— begin Available records —

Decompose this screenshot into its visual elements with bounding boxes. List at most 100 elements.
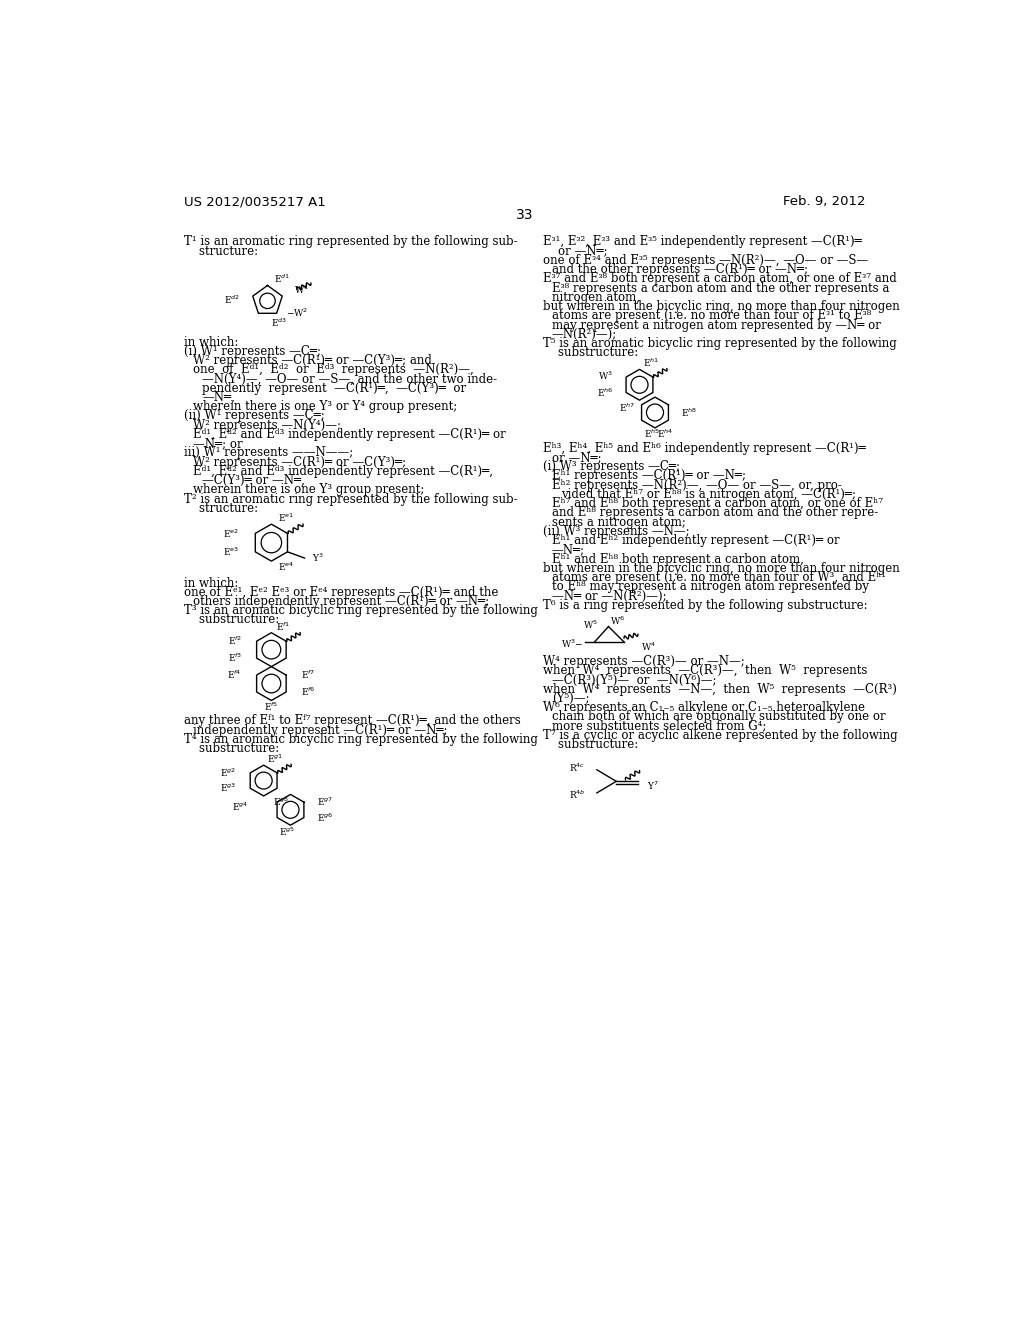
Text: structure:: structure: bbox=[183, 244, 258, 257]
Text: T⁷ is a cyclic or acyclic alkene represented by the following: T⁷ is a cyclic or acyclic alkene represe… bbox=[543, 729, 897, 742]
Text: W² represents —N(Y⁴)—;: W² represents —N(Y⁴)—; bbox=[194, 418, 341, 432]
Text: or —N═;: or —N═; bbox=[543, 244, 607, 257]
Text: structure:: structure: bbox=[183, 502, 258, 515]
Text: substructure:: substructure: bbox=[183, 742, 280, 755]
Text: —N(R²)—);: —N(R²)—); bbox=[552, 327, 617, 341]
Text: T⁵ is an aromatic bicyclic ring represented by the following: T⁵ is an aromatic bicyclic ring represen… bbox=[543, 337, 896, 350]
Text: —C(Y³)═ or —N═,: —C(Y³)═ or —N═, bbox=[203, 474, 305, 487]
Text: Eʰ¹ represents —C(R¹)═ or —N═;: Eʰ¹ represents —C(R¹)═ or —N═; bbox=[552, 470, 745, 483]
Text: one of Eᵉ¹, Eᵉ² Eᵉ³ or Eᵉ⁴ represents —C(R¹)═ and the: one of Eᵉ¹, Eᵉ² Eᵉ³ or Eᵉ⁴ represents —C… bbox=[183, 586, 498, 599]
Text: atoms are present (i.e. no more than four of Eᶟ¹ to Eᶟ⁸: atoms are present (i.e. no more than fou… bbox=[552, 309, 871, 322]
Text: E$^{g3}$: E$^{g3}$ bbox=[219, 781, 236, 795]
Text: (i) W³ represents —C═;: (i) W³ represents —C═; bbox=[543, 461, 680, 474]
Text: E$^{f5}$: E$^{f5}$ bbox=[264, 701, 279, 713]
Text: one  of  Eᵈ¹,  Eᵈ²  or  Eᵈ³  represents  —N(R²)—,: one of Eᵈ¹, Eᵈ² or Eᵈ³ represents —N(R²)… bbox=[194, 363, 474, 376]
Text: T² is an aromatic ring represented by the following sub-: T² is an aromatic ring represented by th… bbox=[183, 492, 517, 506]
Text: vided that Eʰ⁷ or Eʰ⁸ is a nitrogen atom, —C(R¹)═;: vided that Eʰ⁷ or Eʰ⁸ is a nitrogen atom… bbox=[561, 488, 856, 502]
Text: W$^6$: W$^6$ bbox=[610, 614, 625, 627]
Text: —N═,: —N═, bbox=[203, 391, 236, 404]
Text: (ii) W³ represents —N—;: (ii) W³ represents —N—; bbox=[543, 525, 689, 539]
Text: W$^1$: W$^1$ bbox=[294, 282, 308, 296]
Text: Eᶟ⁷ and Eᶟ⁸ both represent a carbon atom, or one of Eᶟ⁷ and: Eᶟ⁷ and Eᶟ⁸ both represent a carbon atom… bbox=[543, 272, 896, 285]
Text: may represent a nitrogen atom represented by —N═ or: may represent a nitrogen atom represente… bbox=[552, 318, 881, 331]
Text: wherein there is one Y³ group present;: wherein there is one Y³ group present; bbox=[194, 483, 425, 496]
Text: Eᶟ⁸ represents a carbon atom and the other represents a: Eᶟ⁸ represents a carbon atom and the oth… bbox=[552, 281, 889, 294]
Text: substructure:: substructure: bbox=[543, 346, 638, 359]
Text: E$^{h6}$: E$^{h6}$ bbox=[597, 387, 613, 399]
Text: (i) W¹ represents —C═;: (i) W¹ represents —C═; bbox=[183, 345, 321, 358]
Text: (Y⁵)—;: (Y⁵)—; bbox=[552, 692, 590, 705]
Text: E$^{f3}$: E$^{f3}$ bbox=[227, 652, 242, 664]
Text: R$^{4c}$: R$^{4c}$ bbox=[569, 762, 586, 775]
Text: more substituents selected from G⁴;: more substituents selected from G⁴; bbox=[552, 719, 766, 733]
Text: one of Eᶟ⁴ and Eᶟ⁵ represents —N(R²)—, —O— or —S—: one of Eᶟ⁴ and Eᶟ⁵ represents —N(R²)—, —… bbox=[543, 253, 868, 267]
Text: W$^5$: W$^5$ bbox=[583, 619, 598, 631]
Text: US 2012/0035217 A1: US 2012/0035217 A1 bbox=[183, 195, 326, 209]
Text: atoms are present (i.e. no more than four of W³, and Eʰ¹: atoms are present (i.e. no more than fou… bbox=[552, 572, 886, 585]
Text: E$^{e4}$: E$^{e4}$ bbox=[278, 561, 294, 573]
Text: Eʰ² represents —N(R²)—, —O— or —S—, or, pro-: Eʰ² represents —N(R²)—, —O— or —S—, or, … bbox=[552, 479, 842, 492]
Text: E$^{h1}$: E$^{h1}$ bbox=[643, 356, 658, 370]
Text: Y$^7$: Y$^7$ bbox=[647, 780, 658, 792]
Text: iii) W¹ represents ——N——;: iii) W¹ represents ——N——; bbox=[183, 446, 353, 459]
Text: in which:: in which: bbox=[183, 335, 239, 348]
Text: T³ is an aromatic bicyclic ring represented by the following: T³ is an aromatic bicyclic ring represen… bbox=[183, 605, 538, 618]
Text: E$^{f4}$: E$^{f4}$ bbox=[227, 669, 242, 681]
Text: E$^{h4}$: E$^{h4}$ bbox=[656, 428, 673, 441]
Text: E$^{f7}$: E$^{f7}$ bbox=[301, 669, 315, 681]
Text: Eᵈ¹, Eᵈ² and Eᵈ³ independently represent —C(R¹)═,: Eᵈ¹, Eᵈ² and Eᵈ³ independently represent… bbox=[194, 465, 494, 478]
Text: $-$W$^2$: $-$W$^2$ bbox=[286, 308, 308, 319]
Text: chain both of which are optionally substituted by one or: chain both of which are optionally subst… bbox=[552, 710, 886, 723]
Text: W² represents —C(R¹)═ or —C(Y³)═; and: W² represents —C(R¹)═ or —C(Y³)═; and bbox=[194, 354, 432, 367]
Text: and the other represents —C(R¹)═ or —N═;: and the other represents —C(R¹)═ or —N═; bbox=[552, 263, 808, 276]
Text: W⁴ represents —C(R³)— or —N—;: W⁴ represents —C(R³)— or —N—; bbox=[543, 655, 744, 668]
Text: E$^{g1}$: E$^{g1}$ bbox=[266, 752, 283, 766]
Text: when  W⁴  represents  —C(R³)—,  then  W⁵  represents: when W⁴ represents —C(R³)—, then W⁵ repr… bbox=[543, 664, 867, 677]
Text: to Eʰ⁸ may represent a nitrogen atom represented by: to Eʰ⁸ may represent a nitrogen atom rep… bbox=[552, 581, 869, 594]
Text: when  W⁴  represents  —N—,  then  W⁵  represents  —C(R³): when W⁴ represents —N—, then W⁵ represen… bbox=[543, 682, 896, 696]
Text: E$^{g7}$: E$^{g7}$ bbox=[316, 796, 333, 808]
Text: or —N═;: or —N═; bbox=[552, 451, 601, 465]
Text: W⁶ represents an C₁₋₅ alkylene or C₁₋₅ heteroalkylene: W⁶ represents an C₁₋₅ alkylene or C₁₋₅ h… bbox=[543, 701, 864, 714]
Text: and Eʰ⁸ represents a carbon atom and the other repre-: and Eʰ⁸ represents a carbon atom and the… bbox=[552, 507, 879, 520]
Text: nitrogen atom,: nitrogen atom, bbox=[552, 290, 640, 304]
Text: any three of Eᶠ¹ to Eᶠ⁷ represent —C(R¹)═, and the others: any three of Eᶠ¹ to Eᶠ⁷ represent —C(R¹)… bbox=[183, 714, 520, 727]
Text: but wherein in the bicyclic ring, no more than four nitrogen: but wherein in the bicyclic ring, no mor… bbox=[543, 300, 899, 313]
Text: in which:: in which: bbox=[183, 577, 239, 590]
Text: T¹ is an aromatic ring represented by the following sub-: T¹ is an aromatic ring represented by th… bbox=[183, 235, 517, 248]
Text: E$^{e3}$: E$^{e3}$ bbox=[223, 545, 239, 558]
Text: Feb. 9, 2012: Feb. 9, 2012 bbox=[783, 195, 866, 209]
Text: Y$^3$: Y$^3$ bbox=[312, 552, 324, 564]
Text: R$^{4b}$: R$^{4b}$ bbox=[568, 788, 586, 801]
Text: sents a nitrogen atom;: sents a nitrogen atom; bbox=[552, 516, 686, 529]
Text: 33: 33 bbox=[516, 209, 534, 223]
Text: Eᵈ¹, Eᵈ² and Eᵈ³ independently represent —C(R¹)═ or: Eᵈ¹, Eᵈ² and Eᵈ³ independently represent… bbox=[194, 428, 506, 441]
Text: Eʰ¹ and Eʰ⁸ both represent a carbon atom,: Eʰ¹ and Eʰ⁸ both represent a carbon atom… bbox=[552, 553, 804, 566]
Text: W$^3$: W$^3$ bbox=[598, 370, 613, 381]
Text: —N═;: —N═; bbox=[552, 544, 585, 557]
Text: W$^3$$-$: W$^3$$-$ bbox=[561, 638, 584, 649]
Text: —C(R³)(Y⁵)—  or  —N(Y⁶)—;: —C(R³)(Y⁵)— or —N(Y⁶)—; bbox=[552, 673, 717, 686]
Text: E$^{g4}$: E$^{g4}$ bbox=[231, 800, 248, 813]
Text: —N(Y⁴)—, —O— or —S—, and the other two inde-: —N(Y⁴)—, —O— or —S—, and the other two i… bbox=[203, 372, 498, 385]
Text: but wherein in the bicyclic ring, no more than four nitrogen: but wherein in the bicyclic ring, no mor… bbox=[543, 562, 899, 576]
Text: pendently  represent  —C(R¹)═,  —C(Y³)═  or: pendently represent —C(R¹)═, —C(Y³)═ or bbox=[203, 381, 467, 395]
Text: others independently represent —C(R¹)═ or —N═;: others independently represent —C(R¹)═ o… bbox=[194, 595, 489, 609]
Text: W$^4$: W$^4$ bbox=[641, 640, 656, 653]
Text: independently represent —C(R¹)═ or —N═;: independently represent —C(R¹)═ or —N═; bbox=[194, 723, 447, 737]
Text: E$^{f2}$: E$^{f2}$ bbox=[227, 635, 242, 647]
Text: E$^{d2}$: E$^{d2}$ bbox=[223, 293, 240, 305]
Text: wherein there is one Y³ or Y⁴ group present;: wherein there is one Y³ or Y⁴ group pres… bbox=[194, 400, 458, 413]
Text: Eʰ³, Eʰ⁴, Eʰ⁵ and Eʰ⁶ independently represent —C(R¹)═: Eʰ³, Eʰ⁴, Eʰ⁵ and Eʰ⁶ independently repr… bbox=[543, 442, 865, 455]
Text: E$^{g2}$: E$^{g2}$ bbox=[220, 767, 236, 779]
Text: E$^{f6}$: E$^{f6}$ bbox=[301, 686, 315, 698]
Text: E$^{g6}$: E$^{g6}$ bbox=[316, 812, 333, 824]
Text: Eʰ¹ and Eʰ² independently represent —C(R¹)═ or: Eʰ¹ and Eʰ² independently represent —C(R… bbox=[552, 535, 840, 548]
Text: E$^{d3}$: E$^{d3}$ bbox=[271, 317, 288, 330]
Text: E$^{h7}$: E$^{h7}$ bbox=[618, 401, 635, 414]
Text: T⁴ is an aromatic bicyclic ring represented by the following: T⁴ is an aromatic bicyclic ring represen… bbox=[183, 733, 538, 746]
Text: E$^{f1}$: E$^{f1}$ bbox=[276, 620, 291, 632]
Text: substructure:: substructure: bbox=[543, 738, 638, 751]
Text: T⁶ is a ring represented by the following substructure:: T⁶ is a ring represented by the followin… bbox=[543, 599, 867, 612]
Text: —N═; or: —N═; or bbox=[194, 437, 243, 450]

— end Available records —
— begin Available records —

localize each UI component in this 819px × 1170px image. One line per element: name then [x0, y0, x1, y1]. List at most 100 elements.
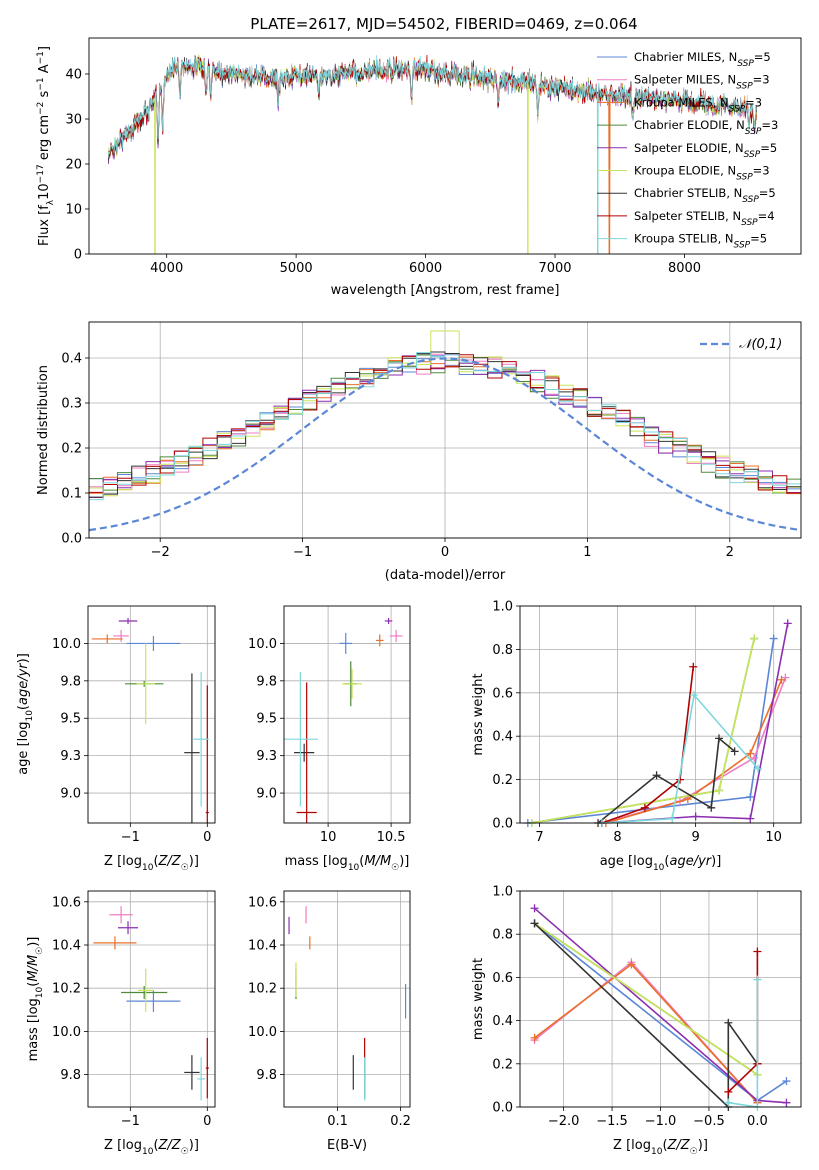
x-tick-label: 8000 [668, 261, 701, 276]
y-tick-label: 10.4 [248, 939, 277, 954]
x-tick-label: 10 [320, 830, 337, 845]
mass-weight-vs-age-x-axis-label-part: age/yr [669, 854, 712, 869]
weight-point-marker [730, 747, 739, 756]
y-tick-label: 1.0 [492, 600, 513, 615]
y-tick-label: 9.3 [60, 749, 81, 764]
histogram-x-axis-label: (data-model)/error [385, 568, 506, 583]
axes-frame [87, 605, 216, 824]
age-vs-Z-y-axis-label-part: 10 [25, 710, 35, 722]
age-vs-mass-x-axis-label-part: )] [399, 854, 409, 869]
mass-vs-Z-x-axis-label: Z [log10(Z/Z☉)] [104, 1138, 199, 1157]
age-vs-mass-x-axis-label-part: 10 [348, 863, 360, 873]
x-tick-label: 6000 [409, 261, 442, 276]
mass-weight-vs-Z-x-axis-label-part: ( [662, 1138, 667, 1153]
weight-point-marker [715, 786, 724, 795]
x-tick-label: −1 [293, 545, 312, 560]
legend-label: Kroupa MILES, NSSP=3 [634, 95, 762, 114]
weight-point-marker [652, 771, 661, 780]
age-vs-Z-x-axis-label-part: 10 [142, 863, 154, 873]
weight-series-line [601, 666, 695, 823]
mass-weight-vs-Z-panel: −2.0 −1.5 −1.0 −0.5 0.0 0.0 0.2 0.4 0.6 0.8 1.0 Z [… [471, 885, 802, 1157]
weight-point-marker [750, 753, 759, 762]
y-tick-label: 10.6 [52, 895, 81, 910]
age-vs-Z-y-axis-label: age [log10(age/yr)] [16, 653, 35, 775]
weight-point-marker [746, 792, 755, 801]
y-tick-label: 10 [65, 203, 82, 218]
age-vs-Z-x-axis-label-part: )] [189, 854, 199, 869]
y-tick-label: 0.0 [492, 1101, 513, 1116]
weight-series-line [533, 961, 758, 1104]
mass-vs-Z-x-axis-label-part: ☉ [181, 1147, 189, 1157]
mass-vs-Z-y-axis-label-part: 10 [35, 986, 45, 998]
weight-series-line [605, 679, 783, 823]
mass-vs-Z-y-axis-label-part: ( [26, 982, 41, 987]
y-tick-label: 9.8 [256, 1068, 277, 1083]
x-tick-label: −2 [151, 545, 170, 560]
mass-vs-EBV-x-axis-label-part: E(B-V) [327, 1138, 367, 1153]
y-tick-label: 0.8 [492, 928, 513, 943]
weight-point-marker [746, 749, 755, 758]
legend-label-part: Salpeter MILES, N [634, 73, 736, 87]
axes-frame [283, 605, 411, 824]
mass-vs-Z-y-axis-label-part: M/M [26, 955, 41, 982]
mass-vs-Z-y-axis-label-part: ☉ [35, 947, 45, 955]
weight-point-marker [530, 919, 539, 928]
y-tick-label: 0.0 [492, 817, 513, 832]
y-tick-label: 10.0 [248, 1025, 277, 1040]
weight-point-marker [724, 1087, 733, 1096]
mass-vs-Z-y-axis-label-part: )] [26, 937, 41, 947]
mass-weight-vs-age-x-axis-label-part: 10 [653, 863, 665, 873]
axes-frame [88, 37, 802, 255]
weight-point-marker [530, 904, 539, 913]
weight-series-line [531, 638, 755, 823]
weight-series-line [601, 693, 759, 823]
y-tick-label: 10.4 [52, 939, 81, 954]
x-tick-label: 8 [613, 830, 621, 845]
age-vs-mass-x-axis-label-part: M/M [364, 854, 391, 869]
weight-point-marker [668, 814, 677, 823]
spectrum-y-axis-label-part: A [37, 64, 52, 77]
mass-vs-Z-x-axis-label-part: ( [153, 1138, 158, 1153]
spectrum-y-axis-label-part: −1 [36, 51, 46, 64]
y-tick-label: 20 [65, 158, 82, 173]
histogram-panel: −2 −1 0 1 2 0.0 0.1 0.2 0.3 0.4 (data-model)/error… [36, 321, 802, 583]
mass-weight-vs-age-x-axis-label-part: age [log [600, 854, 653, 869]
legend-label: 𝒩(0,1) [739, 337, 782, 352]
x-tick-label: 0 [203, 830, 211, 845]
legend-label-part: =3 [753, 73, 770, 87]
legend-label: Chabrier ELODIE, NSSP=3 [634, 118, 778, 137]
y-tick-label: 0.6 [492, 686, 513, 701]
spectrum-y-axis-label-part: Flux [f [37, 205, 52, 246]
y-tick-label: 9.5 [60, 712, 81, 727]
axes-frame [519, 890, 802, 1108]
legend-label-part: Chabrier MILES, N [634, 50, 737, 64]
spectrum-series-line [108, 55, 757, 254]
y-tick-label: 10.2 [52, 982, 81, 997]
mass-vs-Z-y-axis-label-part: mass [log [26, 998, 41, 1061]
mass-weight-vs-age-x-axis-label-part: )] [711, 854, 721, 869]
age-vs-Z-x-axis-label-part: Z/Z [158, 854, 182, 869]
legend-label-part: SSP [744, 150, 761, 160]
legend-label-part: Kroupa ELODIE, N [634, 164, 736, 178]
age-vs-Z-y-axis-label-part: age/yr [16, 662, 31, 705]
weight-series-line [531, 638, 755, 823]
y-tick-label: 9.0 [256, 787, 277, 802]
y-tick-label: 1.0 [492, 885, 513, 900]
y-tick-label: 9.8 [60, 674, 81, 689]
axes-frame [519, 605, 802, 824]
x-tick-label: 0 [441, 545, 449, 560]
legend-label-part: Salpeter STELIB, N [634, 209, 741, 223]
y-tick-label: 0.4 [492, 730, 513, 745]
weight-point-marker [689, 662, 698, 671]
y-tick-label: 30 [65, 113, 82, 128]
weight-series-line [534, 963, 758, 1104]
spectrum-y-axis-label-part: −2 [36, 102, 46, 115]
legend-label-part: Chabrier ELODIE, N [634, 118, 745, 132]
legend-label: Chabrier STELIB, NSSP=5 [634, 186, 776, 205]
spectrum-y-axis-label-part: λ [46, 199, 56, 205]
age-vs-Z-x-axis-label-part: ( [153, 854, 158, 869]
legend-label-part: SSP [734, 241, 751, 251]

— end Available records —
— begin Available records —

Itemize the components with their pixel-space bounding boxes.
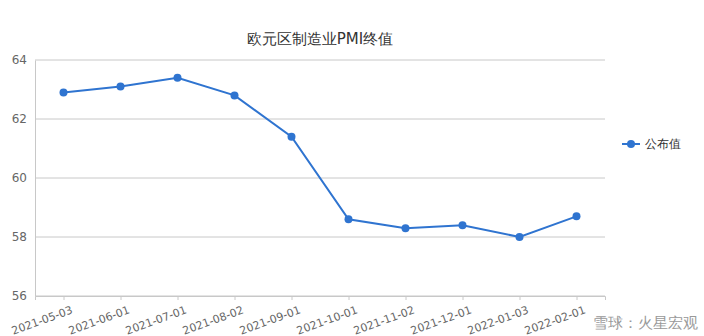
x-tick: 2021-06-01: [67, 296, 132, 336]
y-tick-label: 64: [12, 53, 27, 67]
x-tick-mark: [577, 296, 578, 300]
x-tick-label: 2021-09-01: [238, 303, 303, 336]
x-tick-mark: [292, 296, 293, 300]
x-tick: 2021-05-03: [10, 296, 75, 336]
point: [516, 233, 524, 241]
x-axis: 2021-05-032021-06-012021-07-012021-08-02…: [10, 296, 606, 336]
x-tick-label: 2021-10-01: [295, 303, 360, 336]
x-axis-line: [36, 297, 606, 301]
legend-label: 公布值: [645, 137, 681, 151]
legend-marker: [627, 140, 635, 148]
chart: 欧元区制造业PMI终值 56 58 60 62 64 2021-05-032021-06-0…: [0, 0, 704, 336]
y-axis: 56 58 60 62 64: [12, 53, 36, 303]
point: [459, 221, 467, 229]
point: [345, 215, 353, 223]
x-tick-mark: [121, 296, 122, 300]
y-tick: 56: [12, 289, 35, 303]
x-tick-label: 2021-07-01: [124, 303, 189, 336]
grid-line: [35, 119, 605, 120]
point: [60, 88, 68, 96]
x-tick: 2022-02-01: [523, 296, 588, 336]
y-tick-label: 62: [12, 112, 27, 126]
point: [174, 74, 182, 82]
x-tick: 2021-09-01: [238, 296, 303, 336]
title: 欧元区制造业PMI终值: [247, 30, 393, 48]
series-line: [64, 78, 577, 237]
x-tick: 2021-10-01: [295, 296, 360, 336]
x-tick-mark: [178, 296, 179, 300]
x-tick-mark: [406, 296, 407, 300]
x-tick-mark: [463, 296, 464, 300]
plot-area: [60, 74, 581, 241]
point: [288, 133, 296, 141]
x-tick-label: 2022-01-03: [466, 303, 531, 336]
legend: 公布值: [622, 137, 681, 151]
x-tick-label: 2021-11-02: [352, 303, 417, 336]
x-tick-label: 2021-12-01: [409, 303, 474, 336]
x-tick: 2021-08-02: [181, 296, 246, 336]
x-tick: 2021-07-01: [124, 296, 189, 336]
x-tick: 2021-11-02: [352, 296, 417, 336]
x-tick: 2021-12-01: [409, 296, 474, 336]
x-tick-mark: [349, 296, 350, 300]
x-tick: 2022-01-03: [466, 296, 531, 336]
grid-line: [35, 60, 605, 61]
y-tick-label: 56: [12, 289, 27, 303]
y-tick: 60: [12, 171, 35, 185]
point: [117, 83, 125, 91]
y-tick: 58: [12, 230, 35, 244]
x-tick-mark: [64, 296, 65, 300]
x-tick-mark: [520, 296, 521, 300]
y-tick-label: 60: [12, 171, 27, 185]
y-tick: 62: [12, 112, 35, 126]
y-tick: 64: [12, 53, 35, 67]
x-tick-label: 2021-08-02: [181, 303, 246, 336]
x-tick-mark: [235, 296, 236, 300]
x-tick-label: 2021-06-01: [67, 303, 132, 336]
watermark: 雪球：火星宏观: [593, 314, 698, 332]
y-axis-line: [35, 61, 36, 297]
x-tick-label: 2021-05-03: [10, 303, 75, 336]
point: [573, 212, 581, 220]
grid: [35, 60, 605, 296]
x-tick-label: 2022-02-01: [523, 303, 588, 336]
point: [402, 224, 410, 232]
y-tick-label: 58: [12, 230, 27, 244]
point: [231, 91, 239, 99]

— end Available records —

§ **Problem to solve**: Rewrite the entries from the line containing "x-tick: 2021-06-01: [67, 296, 132, 336]" through the line containing "x-tick-mark: [64, 296, 65, 300]" as a JSON list of strings, one string per line, leaving out any blank lines.

§ **Task solution**:
[
  "x-tick: 2021-06-01: [67, 296, 132, 336]",
  "y-tick-label: 64: [12, 53, 27, 67]",
  "x-tick-mark: [577, 296, 578, 300]",
  "x-tick-label: 2021-09-01: [238, 303, 303, 336]",
  "x-tick-mark: [292, 296, 293, 300]",
  "x-tick: 2021-05-03: [10, 296, 75, 336]",
  "point: [516, 233, 524, 241]",
  "x-axis: 2021-05-032021-06-012021-07-012021-08-02…: [10, 296, 606, 336]",
  "x-tick-label: 2021-10-01: [295, 303, 360, 336]",
  "x-axis-line: [36, 297, 606, 301]",
  "legend-label: 公布值: [645, 137, 681, 151]",
  "legend-marker: [627, 140, 635, 148]",
  "chart: 欧元区制造业PMI终值 56 58 60 62 64 2021-05-032021-06-0…: [0, 0, 704, 336]",
  "y-axis: 56 58 60 62 64: [12, 53, 36, 303]",
  "point: [459, 221, 467, 229]",
  "point: [345, 215, 353, 223]",
  "x-tick-mark: [121, 296, 122, 300]",
  "y-tick: 56: [12, 289, 35, 303]",
  "x-tick-label: 2021-07-01: [124, 303, 189, 336]",
  "grid-line: [35, 119, 605, 120]",
  "point: [60, 88, 68, 96]",
  "x-tick: 2022-02-01: [523, 296, 588, 336]",
  "y-tick-label: 62: [12, 112, 27, 126]",
  "point: [174, 74, 182, 82]",
  "x-tick: 2021-09-01: [238, 296, 303, 336]",
  "title: 欧元区制造业PMI终值: [247, 30, 393, 48]",
  "series-line: [64, 78, 577, 237]",
  "x-tick: 2021-10-01: [295, 296, 360, 336]",
  "x-tick-mark: [178, 296, 179, 300]",
  "x-tick-mark: [406, 296, 407, 300]",
  "x-tick-mark: [463, 296, 464, 300]",
  "plot-area: [60, 74, 581, 241]",
  "point: [288, 133, 296, 141]",
  "x-tick-label: 2022-01-03: [466, 303, 531, 336]",
  "legend: 公布值: [622, 137, 681, 151]",
  "x-tick-label: 2021-11-02: [352, 303, 417, 336]",
  "x-tick-label: 2021-12-01: [409, 303, 474, 336]",
  "x-tick: 2021-08-02: [181, 296, 246, 336]",
  "x-tick: 2021-07-01: [124, 296, 189, 336]",
  "x-tick: 2021-11-02: [352, 296, 417, 336]",
  "x-tick: 2021-12-01: [409, 296, 474, 336]",
  "x-tick-mark: [349, 296, 350, 300]",
  "x-tick: 2022-01-03: [466, 296, 531, 336]",
  "grid-line: [35, 60, 605, 61]",
  "y-tick-label: 56: [12, 289, 27, 303]",
  "y-tick: 60: [12, 171, 35, 185]",
  "point: [117, 83, 125, 91]",
  "y-tick: 58: [12, 230, 35, 244]",
  "x-tick-mark: [64, 296, 65, 300]"
]